Entries with figure data:
--- start ---
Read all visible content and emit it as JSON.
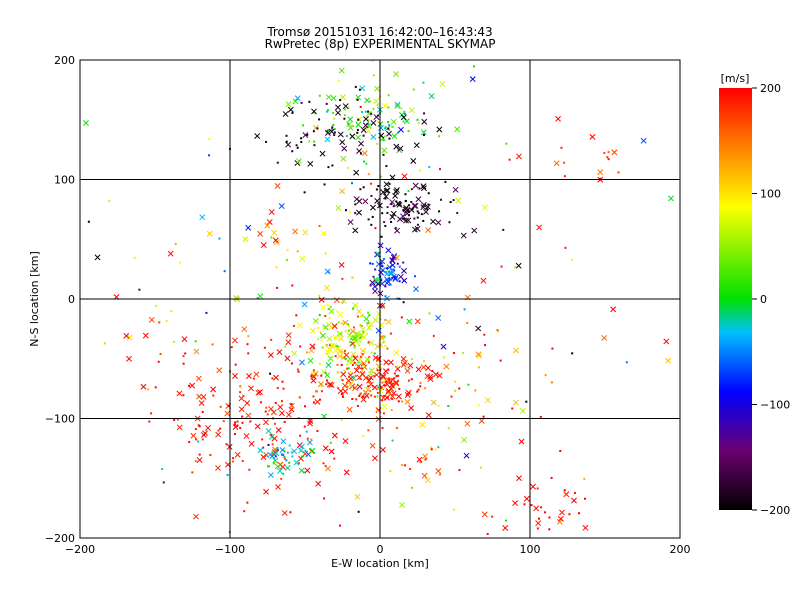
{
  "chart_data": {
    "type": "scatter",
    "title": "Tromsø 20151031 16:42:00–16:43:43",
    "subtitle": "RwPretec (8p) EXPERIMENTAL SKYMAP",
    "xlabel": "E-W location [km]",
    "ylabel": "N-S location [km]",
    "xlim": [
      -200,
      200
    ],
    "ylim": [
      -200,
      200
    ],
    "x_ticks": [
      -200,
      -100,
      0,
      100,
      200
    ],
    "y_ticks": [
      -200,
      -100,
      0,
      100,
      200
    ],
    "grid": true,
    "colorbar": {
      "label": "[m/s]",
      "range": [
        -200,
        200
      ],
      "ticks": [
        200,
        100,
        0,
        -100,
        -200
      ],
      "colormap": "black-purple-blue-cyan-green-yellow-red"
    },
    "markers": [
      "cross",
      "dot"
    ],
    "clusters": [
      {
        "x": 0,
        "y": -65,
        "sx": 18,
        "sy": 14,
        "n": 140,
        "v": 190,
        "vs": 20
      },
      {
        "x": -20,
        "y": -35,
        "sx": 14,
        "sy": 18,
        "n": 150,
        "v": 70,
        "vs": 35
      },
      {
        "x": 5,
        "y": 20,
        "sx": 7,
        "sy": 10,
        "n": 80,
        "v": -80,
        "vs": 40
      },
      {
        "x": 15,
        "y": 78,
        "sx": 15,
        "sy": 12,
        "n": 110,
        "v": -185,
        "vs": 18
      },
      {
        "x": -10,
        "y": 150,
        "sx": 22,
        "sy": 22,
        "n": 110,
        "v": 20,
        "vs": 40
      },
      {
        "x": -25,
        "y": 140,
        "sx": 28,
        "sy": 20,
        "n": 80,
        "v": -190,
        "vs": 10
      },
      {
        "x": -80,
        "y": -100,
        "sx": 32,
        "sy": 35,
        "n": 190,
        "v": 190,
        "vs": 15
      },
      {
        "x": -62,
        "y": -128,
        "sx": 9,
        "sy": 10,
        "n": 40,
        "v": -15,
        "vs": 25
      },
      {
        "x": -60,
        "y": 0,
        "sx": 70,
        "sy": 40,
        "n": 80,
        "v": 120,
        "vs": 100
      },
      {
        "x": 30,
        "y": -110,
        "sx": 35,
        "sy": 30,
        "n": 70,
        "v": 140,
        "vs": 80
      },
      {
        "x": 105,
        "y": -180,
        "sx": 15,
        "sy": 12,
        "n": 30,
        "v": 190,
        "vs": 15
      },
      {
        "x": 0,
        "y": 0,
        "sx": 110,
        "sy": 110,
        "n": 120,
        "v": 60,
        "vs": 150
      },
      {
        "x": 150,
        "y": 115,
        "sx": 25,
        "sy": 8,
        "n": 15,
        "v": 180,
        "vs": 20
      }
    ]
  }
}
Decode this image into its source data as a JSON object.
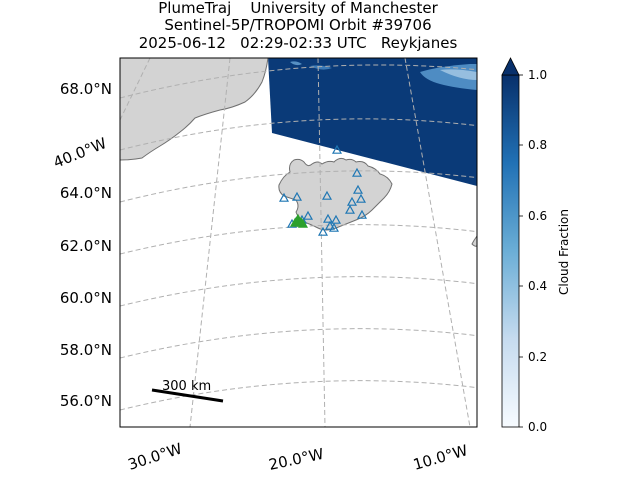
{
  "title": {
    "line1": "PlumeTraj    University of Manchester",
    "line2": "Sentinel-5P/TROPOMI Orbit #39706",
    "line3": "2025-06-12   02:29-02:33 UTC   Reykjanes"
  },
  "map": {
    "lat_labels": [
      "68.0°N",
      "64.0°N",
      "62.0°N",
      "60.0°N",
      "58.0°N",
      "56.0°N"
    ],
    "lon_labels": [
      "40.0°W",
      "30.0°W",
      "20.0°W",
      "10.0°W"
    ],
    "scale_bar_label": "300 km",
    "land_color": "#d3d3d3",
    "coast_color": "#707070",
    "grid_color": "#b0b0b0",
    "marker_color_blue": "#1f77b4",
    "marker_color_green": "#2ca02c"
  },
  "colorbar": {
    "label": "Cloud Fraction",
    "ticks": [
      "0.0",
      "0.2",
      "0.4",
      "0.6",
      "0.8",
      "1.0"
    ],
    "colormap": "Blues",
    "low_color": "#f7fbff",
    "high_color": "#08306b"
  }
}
--- end ---
Exercise prompt: Show the lines of the data that hold the word "colormap".

Result of this task:
      "colormap": "black-purple-blue-cyan-green-yellow-red"
    "colormap": "Blues",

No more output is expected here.